_WHAT THIS EXERCISE ASKS_
**a.** Copy the passage from the article on music copyright enforcement in India word for word, starting at "Justice Senthilkumar Ramamoorthy" and ending at "via royalty payments.".
**b.** Translate this sentence from the article on music copyright enforcement in India into Spanish: "Justice Senthilkumar Ramamoorthy ruled that TVK cannot stage these events without prior authorisation and payment of a royalty licence fee of Rs 75,000 per programme to the Copyright Society."
**c.** Based on the article on music copyright enforcement in India, decide whether each statement agrees with it, answering yes or no and quoting the words that decide it: (i) IPRS is India's only music copyright society. (ii) Royalty payments are less formalized for digital music platforms than for live events. (iii) Legal proceedings against TVK Cultural Academy were started without any prior communication.

--- start of DOCUMENT SECTION ---

New Delhi: Halfway through 2026, major transformations relating to copyright violations have occurred in India’s music industry amid the rise of independent music artists and digital tech.
A recent Madras High Court order directing Chennai-based organiser TVK Cultural Academy to pay licence fees for two live music events or be restrained from organising the events as scheduled is not a first. The copyright infringement suit filed by the Indian Performing Right Society (IPRS)—India’s only music copyright society representing authors, composers and publishers of music in India—shone a light on the broader judicial and industry shift toward stricter enforcement of music licensing norms in the country’s rapidly expanding live entertainment sector.
Justice Senthilkumar Ramamoorthy ruled that TVK cannot stage these events without prior authorisation and payment of a royalty licence fee of Rs 75,000 per programme to the Copyright Society.
Music event organisers routinely do secure venue permissions, police approvals and even sponsors, but tend to treat copyright licences as a secondary requirement. In everyday life, songs are publicly performed at properly ticketed concerts and the not-so-elite tribute shows with very limited scrutiny on whether the composers and lyricists or copyright owners have been compensated properly via royalty payments.
These royalty payments are much more formalised for digital music platforms that pay rights holders whenever a song is streamed or played. Important to note are public performance rights (PPR), essentially legal permissions under copyright law to play, screen, or perform copyrighted material such as music, films, or plays in public.
In the case before the Madras High Court, IPRS alleged that musical works from its repertoire were being performed at TVK Cultural Academy’s Chennai events without the required licences, taking legal recourse to formalise an industry long driven by informal practices.
This, IPRS Chief Executive Officer Rakesh Nigam believes, is not aimed at disrupting events, but to “reinforce the importance of respecting creator rights and ensuring that composers, lyricists, and publishers are fairly compensated for the commercial use of their work”.
Nigam told ThePrint that in the Chennai matter involving TVK Cultural Academy, the legal proceedings were initiated only after the necessary licence fees for the scheduled events were not secured despite prior communication. This order, he said, demonstrated “a growing recognition that creator rights are fundamental to the entertainment ecosystem and cannot be treated as optional”. It reinforces an important industry principle, he added: “whenever music drives audience engagement and commercial value, the creators behind that music must be recognised and compensated”.
“Courts today are sending a strong message that the commercial exploitation of copyrighted works without proper authorisation is not sustainable in a mature creative economy. Considering that lakhs of events take place across India every year while only a relatively small percentage obtain the required music licences, there remains significant untapped value that should rightfully flow back to creators and rights holders,” he remarked.
Managing Partner at Fidus Law Chambers Shwetasree Majumder told ThePrint that the most significant gap in India’s copyright enforcement ecosystem is in the licensing regime.
While the Copyright Act mandates that registered copyright societies regulate licence fees, this is rarely followed in practice, she explained, noting a key reason being the parallel existence of rights management organisations that operate outside the statutory framework governing copyright societies. The result, she said, is a fragmented, unaccountable system where event organisers, venues and performers bear the regulatory burden that should fall on these organisations themselves.

--- end of DOCUMENT SECTION ---
--- start of DATASET ROWS ---

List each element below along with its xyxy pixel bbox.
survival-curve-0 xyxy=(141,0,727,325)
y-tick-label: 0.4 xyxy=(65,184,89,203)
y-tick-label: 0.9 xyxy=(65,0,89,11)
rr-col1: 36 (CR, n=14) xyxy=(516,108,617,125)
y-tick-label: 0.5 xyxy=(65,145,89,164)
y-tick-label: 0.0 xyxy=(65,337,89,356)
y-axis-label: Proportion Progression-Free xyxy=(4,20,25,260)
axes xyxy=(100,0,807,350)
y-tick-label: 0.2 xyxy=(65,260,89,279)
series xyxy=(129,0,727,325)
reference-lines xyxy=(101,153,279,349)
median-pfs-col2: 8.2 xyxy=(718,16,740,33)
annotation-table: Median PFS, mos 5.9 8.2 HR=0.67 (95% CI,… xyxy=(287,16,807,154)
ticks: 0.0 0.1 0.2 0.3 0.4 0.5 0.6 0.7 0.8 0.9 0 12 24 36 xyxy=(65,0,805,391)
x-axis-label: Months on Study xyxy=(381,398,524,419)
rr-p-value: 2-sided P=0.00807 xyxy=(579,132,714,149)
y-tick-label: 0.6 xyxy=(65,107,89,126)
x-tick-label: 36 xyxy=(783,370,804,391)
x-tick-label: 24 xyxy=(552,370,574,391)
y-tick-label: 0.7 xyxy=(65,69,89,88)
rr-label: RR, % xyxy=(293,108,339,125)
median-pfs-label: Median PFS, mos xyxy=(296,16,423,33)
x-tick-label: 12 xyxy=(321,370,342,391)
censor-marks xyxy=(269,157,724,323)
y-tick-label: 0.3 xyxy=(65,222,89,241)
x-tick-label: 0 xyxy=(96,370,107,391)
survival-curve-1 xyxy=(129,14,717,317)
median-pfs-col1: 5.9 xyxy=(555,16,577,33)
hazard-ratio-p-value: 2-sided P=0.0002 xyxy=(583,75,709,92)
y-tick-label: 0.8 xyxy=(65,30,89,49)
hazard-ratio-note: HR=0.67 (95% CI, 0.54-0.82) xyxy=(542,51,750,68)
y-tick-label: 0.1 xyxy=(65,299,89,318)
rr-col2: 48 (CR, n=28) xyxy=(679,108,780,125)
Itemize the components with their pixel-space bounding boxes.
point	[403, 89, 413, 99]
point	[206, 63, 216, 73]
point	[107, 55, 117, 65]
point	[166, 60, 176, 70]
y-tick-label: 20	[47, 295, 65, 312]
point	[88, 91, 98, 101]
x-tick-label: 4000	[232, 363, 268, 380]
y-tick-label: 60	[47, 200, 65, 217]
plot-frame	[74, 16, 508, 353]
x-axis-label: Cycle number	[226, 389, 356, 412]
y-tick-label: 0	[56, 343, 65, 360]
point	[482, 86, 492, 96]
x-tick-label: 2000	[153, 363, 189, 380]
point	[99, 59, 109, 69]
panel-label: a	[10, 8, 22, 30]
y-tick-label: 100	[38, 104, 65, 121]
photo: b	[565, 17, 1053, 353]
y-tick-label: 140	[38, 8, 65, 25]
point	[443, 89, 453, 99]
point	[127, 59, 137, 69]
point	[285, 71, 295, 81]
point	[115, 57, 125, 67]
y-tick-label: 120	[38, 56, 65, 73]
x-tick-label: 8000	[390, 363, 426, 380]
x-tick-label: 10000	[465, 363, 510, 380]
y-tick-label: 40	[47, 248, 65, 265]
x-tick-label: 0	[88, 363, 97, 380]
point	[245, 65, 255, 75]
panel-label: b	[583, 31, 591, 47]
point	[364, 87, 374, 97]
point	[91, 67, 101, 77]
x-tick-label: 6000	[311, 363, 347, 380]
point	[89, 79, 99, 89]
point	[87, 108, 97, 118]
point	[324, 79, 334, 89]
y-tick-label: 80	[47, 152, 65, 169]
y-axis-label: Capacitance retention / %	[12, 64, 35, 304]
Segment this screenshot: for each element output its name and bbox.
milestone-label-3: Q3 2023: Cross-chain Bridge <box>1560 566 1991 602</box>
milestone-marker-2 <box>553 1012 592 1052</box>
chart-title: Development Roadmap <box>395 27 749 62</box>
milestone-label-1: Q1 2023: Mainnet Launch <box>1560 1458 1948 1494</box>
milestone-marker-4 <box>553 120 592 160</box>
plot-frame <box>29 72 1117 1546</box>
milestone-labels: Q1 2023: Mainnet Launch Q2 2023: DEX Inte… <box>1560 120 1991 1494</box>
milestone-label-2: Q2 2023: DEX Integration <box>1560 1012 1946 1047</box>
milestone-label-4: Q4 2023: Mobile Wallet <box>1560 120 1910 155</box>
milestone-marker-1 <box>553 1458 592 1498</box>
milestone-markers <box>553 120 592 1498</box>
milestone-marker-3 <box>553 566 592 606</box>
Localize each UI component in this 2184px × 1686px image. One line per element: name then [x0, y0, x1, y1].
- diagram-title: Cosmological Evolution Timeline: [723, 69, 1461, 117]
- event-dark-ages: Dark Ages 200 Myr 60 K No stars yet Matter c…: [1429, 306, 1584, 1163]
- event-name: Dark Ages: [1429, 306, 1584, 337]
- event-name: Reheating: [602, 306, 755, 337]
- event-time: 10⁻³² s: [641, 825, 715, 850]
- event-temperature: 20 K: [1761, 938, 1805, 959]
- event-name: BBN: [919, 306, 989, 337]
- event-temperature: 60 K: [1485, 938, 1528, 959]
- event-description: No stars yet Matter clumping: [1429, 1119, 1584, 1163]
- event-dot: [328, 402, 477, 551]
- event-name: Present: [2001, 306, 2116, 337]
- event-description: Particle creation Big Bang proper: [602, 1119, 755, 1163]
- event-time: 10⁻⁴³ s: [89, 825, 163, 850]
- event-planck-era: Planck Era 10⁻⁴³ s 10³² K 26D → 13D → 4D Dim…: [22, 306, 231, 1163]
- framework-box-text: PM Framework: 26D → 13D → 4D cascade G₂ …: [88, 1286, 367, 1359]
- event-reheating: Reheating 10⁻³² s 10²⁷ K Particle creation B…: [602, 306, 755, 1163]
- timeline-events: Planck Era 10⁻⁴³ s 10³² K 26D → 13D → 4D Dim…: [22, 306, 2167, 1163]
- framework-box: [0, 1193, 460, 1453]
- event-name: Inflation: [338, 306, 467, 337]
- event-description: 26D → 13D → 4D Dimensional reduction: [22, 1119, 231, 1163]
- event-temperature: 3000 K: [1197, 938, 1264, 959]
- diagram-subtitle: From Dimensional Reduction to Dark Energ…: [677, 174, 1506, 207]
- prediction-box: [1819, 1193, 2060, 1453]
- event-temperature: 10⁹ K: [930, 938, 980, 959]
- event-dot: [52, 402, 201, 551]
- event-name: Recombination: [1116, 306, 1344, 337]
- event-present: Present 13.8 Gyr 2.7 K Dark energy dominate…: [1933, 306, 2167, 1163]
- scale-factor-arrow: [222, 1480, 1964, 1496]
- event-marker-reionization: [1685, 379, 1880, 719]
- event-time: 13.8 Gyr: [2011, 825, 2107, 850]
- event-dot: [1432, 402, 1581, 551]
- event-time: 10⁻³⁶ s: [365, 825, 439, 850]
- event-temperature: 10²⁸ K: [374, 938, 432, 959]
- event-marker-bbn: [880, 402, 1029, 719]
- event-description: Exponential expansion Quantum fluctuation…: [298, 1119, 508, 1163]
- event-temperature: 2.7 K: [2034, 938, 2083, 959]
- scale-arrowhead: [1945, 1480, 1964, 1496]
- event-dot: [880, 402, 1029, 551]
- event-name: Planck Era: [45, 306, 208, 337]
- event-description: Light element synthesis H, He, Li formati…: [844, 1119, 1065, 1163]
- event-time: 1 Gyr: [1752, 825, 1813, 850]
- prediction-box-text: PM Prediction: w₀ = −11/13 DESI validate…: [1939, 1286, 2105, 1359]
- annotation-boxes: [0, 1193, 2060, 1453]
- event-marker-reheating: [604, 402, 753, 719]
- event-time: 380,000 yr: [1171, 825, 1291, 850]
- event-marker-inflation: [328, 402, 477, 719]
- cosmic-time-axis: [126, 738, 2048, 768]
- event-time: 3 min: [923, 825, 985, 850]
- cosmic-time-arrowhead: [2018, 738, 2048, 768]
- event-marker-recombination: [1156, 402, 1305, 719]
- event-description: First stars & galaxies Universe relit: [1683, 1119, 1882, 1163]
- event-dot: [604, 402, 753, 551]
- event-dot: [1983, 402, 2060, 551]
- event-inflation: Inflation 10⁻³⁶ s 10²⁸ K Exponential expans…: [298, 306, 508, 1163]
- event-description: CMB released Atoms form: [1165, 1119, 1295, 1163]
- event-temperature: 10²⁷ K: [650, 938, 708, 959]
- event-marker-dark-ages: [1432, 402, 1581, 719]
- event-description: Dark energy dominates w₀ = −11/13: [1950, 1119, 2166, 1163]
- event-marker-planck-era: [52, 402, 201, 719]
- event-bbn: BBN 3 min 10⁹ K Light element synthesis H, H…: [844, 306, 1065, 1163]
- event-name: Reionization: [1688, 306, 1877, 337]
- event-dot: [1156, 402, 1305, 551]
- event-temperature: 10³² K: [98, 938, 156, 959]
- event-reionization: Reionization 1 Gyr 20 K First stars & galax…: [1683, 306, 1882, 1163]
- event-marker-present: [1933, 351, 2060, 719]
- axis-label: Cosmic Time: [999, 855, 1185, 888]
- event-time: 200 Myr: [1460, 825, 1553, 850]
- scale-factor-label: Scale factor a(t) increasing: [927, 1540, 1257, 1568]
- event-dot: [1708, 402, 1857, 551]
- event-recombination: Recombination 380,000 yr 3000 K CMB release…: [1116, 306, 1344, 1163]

--- end of DATASET ROWS ---

_RESULTS FOR EACH TASK_
**a.**
Justice Senthilkumar Ramamoorthy ruled that TVK cannot stage these events without prior authorisation and payment of a royalty licence fee of Rs 75,000 per programme to the Copyright Society.
Music event organisers routinely do secure venue permissions, police approvals and even sponsors, but tend to treat copyright licences as a secondary requirement. In everyday life, songs are publicly performed at properly ticketed concerts and the not-so-elite tribute shows with very limited scrutiny on whether the composers and lyricists or copyright owners have been compensated properly via royalty payments.

**b.** El juez Senthilkumar Ramamoorthy dictaminó que TVK no puede celebrar estos eventos sin autorización previa y sin el pago a la Sociedad de Derechos de Autor de una tarifa de licencia por regalías de 75.000 rupias por programa.

**c.**
(i) Yes: "India’s only music copyright society representing authors, composers and publishers of music in India"
(ii) No: "These royalty payments are much more formalised for digital music platforms"
(iii) No: "the legal proceedings were initiated only after the necessary licence fees for the scheduled events were not secured despite prior communication"